**Required work**. Reproduce the data below line for line, with every character unchanged, but omit the pictures.

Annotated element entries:
---
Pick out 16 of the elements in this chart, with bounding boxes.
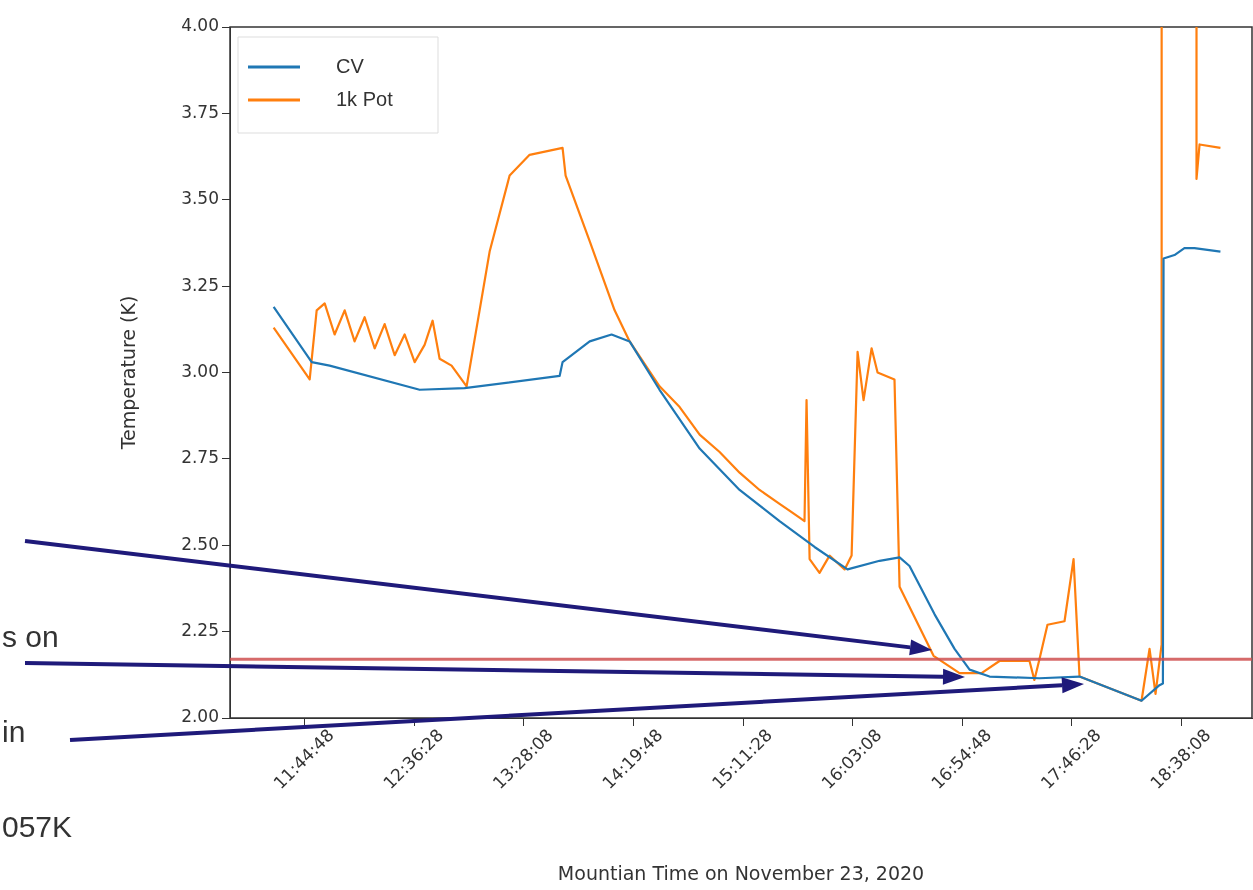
text: s on [2,620,59,654]
legend-label: 1k Pot [336,87,394,110]
y-tick-label: 3.50 [181,188,219,209]
y-tick-label: 2.75 [181,447,219,468]
y-axis-title: Temperature (K) [116,295,139,451]
y-tick-label: 3.75 [181,101,219,122]
y-tick-label: 3.00 [181,360,219,381]
y-tick-label: 2.25 [181,620,219,641]
text: 057K [2,810,73,844]
y-tick-label: 3.25 [181,274,219,295]
y-tick-label: 2.00 [181,706,219,727]
y-tick-label: 2.50 [181,533,219,554]
legend-label: CV [336,54,365,77]
text: in [2,715,26,749]
y-tick-label: 4.00 [181,15,219,36]
x-axis-title: Mountian Time on November 23, 2020 [557,861,925,884]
---
**Solution**.
Pick out 16 of the elements in this chart, with bounding boxes.
text: s on [2,620,59,654]
legend-label: 1k Pot [336,87,394,110]
y-tick-label: 3.50 [181,188,219,209]
y-tick-label: 2.75 [181,447,219,468]
y-axis-title: Temperature (K) [116,295,139,451]
y-tick-label: 3.75 [181,101,219,122]
y-tick-label: 3.00 [181,360,219,381]
y-tick-label: 2.25 [181,620,219,641]
text: 057K [2,810,73,844]
y-tick-label: 3.25 [181,274,219,295]
y-tick-label: 2.00 [181,706,219,727]
y-tick-label: 2.50 [181,533,219,554]
legend-label: CV [336,54,365,77]
text: in [2,715,26,749]
y-tick-label: 4.00 [181,15,219,36]
x-axis-title: Mountian Time on November 23, 2020 [557,861,925,884]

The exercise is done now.